_STATED PROBLEM:_ List, copied in full, each line of the rows below that contains the string "give". A line counts only if the letters match in case.
--- Begin EXTRACTED MATERIAL ---
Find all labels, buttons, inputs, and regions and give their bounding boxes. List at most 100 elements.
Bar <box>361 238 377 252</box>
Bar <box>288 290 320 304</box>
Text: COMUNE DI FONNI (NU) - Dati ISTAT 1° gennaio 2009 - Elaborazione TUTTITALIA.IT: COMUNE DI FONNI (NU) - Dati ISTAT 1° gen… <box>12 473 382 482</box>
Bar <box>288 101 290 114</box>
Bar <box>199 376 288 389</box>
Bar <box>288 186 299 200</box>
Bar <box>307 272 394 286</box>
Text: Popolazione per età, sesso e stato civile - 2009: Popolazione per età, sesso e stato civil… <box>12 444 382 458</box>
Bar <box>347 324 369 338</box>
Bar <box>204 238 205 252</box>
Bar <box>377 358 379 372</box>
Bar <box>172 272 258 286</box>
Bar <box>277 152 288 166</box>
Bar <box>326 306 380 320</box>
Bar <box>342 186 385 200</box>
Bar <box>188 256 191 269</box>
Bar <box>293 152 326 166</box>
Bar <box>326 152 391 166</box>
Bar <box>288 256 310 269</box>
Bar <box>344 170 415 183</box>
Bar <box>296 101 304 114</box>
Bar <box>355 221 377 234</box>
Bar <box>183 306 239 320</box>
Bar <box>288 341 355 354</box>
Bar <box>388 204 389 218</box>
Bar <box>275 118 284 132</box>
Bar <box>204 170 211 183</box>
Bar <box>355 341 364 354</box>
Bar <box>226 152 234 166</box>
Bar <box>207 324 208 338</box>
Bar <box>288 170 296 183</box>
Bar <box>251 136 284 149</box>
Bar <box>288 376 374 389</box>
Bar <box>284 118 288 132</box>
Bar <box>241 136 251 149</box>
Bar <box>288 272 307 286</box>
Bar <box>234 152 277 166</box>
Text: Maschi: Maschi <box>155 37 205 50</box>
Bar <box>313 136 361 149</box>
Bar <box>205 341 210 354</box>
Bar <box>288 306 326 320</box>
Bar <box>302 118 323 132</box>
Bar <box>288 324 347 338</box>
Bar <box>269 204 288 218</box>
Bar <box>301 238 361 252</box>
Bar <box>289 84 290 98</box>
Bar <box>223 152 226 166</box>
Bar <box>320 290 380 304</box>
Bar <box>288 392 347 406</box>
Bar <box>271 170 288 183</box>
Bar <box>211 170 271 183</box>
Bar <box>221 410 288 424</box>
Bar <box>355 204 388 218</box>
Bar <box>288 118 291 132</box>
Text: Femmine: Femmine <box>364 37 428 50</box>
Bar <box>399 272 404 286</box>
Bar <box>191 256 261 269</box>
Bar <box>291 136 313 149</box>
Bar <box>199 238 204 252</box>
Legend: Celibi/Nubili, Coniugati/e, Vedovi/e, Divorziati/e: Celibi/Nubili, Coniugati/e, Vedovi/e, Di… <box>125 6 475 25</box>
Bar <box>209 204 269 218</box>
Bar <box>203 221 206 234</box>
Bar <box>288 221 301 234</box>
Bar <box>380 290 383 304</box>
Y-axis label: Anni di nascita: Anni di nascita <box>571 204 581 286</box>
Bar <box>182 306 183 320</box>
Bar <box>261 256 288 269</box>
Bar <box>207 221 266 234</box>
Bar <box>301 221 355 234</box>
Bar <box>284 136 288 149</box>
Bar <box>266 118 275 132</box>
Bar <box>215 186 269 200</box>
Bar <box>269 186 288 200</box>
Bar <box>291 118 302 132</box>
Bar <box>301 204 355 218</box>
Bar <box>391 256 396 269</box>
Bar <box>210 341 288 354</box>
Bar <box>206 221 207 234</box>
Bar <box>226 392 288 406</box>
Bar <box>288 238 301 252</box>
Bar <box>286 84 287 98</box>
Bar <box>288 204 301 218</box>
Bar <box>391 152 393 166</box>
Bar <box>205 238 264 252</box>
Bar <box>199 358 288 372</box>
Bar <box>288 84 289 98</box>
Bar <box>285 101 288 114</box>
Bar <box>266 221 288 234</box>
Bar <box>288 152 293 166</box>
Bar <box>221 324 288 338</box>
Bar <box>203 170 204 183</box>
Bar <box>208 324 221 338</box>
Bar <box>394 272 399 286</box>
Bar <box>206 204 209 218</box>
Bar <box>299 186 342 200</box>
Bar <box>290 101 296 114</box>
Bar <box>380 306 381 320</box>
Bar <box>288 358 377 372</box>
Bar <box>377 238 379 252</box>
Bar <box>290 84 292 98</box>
--- End EXTRACTED MATERIAL ---
_SOLUTION TO THIS PROBLEM:_
Find all labels, buttons, inputs, and regions and give their bounding boxes. List at most 100 elements.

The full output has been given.